* WORK TO BE COMPLETED
Extract every line below that contains the word "title".

[Data items]
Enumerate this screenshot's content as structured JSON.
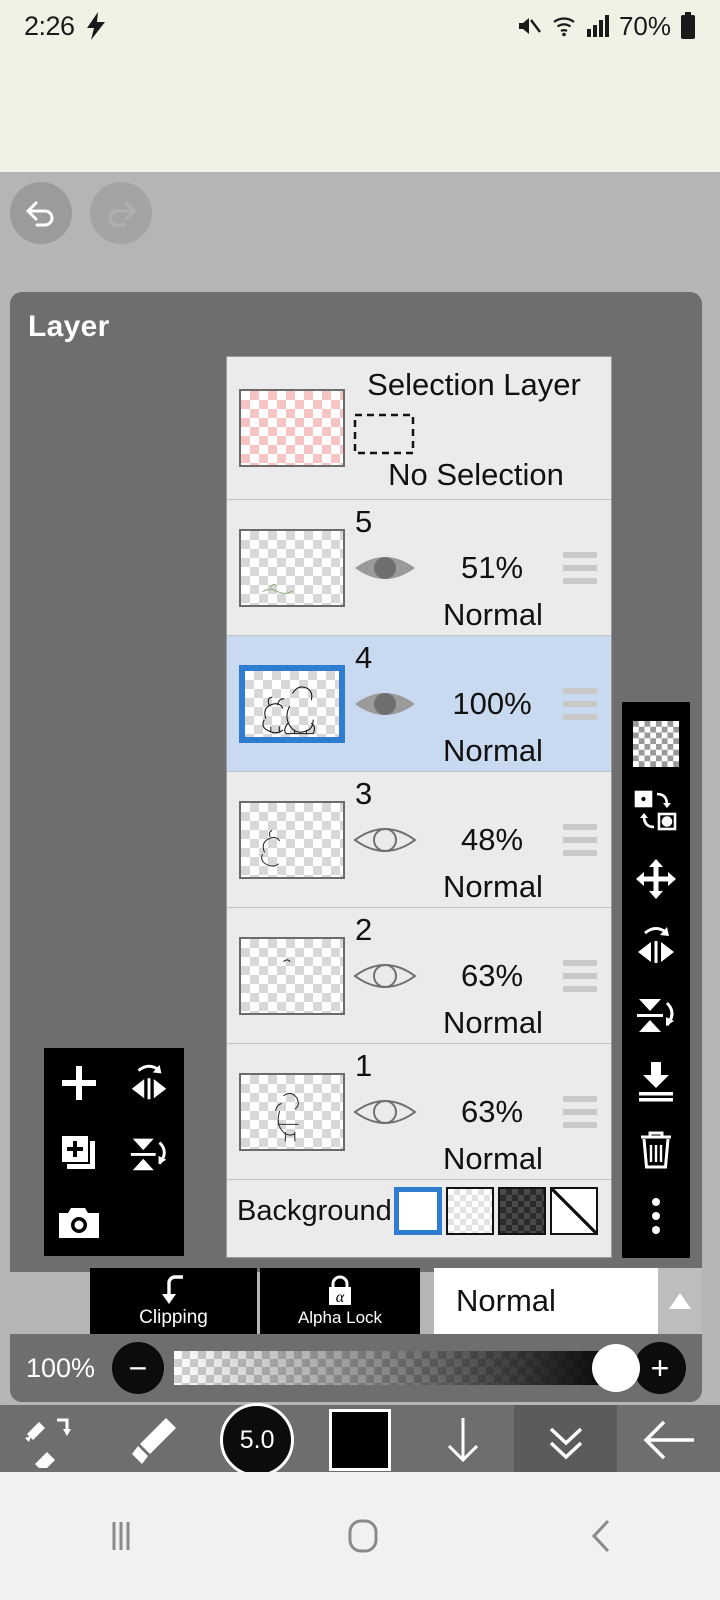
{
  "status_bar": {
    "time": "2:26",
    "charging_icon": "lightning-bolt-icon",
    "mute_icon": "mute-icon",
    "wifi_icon": "wifi-icon",
    "signal_icon": "cellular-signal-icon",
    "battery_percent": "70%",
    "battery_icon": "battery-icon"
  },
  "top_controls": {
    "undo_icon": "undo-icon",
    "redo_icon": "redo-icon"
  },
  "panel": {
    "title": "Layer"
  },
  "selection_layer": {
    "title": "Selection Layer",
    "status": "No Selection",
    "icon": "dashed-rectangle-icon"
  },
  "layers": [
    {
      "number": "5",
      "opacity": "51%",
      "blend": "Normal",
      "visible": true,
      "selected": false
    },
    {
      "number": "4",
      "opacity": "100%",
      "blend": "Normal",
      "visible": true,
      "selected": true
    },
    {
      "number": "3",
      "opacity": "48%",
      "blend": "Normal",
      "visible": false,
      "selected": false
    },
    {
      "number": "2",
      "opacity": "63%",
      "blend": "Normal",
      "visible": false,
      "selected": false
    },
    {
      "number": "1",
      "opacity": "63%",
      "blend": "Normal",
      "visible": false,
      "selected": false
    }
  ],
  "background": {
    "label": "Background",
    "options": [
      "white",
      "light-checker",
      "dark-checker",
      "none-diagonal"
    ],
    "selected_index": 0
  },
  "right_toolbar": {
    "items": [
      {
        "icon": "transparency-checker-icon"
      },
      {
        "icon": "swap-layers-icon"
      },
      {
        "icon": "move-layer-icon"
      },
      {
        "icon": "flip-horizontal-icon"
      },
      {
        "icon": "flip-vertical-icon"
      },
      {
        "icon": "merge-down-icon"
      },
      {
        "icon": "delete-layer-icon"
      },
      {
        "icon": "more-options-icon"
      }
    ]
  },
  "left_toolbar": {
    "items": [
      {
        "icon": "add-layer-icon"
      },
      {
        "icon": "flip-horizontal-icon"
      },
      {
        "icon": "duplicate-layer-icon"
      },
      {
        "icon": "flip-vertical-icon"
      },
      {
        "icon": "camera-import-icon"
      }
    ]
  },
  "action_bar": {
    "clipping_label": "Clipping",
    "clipping_icon": "clipping-arrow-icon",
    "alpha_lock_label": "Alpha Lock",
    "alpha_lock_icon": "alpha-lock-icon",
    "blend_mode": "Normal",
    "blend_arrow_icon": "triangle-up-icon"
  },
  "opacity_slider": {
    "value_label": "100%",
    "minus_label": "−",
    "plus_label": "+",
    "fill_percent": 100
  },
  "bottom_toolbar": {
    "items": [
      {
        "icon": "brush-eraser-switch-icon"
      },
      {
        "icon": "brush-icon"
      },
      {
        "icon": "brush-size-icon",
        "label": "5.0"
      },
      {
        "icon": "color-swatch-icon"
      },
      {
        "icon": "download-arrow-icon"
      },
      {
        "icon": "collapse-chevrons-icon"
      },
      {
        "icon": "back-arrow-icon"
      }
    ]
  },
  "android_nav": {
    "recents_icon": "recents-icon",
    "home_icon": "home-icon",
    "back_icon": "back-icon"
  }
}
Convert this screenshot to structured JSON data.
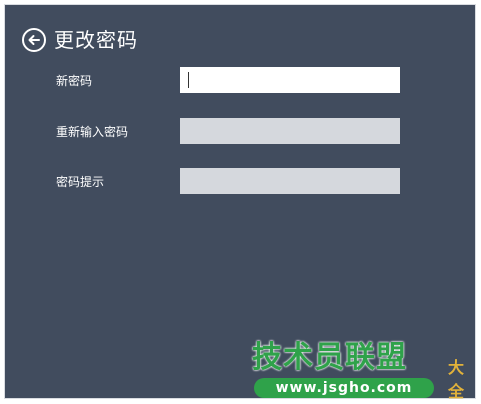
{
  "header": {
    "title": "更改密码",
    "back_icon": "arrow-left-circle-icon"
  },
  "form": {
    "fields": [
      {
        "label": "新密码",
        "value": "",
        "active": true
      },
      {
        "label": "重新输入密码",
        "value": "",
        "active": false
      },
      {
        "label": "密码提示",
        "value": "",
        "active": false
      }
    ]
  },
  "watermark": {
    "title": "技术员联盟",
    "extra": "大全",
    "url": "www.jsgho.com"
  },
  "colors": {
    "background": "#414c5e",
    "input_active": "#ffffff",
    "input_inactive": "#d5d8dd",
    "watermark_green": "#2fa24a"
  }
}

* RESULT
    "title": "Layer"
    "title": "Selection Layer",
    "title": "更改密码",
    "title": "技术员联盟",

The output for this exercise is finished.